> **Objective**:
Copy whichever lines contain the string "Frango".

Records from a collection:
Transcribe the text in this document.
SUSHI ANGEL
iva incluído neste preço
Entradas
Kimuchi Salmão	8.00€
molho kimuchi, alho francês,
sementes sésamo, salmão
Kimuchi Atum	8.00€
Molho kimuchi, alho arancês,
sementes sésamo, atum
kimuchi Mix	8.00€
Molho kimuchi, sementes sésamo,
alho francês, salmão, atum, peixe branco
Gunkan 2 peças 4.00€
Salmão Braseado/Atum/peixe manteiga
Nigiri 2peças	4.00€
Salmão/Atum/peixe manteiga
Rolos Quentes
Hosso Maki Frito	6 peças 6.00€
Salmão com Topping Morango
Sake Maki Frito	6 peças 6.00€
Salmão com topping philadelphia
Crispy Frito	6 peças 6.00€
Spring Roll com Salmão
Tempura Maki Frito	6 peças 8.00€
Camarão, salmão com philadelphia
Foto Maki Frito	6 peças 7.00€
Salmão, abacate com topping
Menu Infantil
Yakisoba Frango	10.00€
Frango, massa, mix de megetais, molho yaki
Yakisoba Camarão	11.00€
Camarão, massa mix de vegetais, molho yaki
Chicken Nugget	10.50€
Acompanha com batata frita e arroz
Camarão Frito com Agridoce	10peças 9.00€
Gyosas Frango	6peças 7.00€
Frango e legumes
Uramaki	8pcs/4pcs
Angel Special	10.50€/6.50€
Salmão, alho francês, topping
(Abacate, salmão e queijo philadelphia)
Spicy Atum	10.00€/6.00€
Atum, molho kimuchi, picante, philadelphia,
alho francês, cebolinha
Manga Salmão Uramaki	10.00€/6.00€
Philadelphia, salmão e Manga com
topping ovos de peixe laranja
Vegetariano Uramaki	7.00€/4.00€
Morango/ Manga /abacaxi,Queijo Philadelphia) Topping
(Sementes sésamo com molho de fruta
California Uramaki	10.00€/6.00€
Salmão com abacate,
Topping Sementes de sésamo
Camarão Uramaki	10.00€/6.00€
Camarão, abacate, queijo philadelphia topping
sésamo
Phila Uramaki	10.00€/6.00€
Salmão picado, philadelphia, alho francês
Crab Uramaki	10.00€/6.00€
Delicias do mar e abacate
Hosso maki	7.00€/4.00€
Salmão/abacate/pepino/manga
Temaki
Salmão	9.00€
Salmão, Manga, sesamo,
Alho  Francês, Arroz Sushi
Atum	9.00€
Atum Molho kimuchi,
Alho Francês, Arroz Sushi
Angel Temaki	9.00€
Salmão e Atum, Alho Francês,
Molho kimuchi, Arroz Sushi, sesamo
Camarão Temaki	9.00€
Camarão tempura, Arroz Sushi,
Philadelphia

> **Task solution**:
Yakisoba Frango	10.00€
Frango, massa, mix de megetais, molho yaki
Gyosas Frango	6peças 7.00€
Frango e legumes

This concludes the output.